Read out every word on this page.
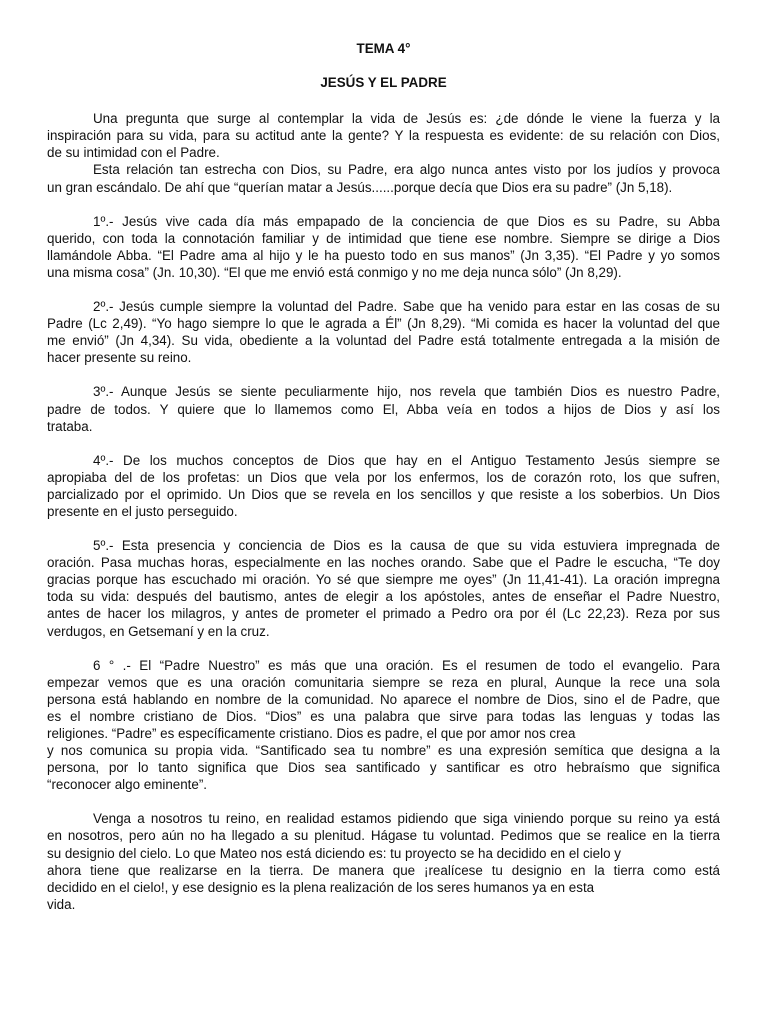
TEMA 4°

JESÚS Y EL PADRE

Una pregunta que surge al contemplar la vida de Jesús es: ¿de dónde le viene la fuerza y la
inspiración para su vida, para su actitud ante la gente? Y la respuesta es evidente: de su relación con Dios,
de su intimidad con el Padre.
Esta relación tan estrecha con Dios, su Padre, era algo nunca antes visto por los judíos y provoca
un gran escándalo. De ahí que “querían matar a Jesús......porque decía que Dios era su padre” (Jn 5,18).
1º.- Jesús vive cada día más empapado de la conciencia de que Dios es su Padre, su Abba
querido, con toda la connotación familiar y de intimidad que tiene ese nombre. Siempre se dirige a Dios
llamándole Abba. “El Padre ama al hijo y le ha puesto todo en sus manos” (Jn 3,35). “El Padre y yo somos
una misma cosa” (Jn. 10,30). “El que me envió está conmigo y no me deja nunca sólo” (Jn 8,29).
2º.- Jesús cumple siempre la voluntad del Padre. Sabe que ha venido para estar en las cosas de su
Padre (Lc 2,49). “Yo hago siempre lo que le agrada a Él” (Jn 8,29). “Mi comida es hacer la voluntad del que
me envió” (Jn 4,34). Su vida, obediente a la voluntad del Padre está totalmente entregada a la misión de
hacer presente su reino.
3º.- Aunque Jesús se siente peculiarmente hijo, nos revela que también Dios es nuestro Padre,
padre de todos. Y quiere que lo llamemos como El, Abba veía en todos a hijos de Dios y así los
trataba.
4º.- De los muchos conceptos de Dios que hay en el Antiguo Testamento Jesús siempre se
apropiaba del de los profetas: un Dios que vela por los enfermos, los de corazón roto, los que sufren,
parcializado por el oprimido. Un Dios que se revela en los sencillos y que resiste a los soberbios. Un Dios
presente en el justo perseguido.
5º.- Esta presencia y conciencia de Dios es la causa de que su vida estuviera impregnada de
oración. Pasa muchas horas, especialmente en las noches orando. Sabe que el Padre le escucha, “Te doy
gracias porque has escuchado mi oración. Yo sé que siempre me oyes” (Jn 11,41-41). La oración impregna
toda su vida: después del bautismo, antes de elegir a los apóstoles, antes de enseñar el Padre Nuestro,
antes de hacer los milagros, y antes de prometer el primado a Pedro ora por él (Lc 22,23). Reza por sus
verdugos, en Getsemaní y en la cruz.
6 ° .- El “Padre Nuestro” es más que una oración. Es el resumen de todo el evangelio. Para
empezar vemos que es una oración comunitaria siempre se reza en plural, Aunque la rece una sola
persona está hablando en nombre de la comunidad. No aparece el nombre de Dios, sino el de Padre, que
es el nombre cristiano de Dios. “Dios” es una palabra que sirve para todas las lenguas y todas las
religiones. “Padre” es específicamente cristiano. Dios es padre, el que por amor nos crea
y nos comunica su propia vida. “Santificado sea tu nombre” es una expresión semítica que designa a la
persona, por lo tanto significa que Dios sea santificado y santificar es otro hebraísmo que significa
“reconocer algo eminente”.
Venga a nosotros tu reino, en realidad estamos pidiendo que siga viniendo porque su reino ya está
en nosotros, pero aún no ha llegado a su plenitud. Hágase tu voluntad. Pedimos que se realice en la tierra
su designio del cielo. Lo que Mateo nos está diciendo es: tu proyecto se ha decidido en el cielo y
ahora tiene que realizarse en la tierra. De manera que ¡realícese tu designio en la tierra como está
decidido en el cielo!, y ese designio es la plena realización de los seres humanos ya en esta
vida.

> _What you will do_:
Excluding the pictures, restate the records above word for word.

> _Complete answer_:
Read out every word on this page.
TEMA 4°

JESÚS Y EL PADRE

Una pregunta que surge al contemplar la vida de Jesús es: ¿de dónde le viene la fuerza y la
inspiración para su vida, para su actitud ante la gente? Y la respuesta es evidente: de su relación con Dios,
de su intimidad con el Padre.
Esta relación tan estrecha con Dios, su Padre, era algo nunca antes visto por los judíos y provoca
un gran escándalo. De ahí que “querían matar a Jesús......porque decía que Dios era su padre” (Jn 5,18).
1º.- Jesús vive cada día más empapado de la conciencia de que Dios es su Padre, su Abba
querido, con toda la connotación familiar y de intimidad que tiene ese nombre. Siempre se dirige a Dios
llamándole Abba. “El Padre ama al hijo y le ha puesto todo en sus manos” (Jn 3,35). “El Padre y yo somos
una misma cosa” (Jn. 10,30). “El que me envió está conmigo y no me deja nunca sólo” (Jn 8,29).
2º.- Jesús cumple siempre la voluntad del Padre. Sabe que ha venido para estar en las cosas de su
Padre (Lc 2,49). “Yo hago siempre lo que le agrada a Él” (Jn 8,29). “Mi comida es hacer la voluntad del que
me envió” (Jn 4,34). Su vida, obediente a la voluntad del Padre está totalmente entregada a la misión de
hacer presente su reino.
3º.- Aunque Jesús se siente peculiarmente hijo, nos revela que también Dios es nuestro Padre,
padre de todos. Y quiere que lo llamemos como El, Abba veía en todos a hijos de Dios y así los
trataba.
4º.- De los muchos conceptos de Dios que hay en el Antiguo Testamento Jesús siempre se
apropiaba del de los profetas: un Dios que vela por los enfermos, los de corazón roto, los que sufren,
parcializado por el oprimido. Un Dios que se revela en los sencillos y que resiste a los soberbios. Un Dios
presente en el justo perseguido.
5º.- Esta presencia y conciencia de Dios es la causa de que su vida estuviera impregnada de
oración. Pasa muchas horas, especialmente en las noches orando. Sabe que el Padre le escucha, “Te doy
gracias porque has escuchado mi oración. Yo sé que siempre me oyes” (Jn 11,41-41). La oración impregna
toda su vida: después del bautismo, antes de elegir a los apóstoles, antes de enseñar el Padre Nuestro,
antes de hacer los milagros, y antes de prometer el primado a Pedro ora por él (Lc 22,23). Reza por sus
verdugos, en Getsemaní y en la cruz.
6 ° .- El “Padre Nuestro” es más que una oración. Es el resumen de todo el evangelio. Para
empezar vemos que es una oración comunitaria siempre se reza en plural, Aunque la rece una sola
persona está hablando en nombre de la comunidad. No aparece el nombre de Dios, sino el de Padre, que
es el nombre cristiano de Dios. “Dios” es una palabra que sirve para todas las lenguas y todas las
religiones. “Padre” es específicamente cristiano. Dios es padre, el que por amor nos crea
y nos comunica su propia vida. “Santificado sea tu nombre” es una expresión semítica que designa a la
persona, por lo tanto significa que Dios sea santificado y santificar es otro hebraísmo que significa
“reconocer algo eminente”.
Venga a nosotros tu reino, en realidad estamos pidiendo que siga viniendo porque su reino ya está
en nosotros, pero aún no ha llegado a su plenitud. Hágase tu voluntad. Pedimos que se realice en la tierra
su designio del cielo. Lo que Mateo nos está diciendo es: tu proyecto se ha decidido en el cielo y
ahora tiene que realizarse en la tierra. De manera que ¡realícese tu designio en la tierra como está
decidido en el cielo!, y ese designio es la plena realización de los seres humanos ya en esta
vida.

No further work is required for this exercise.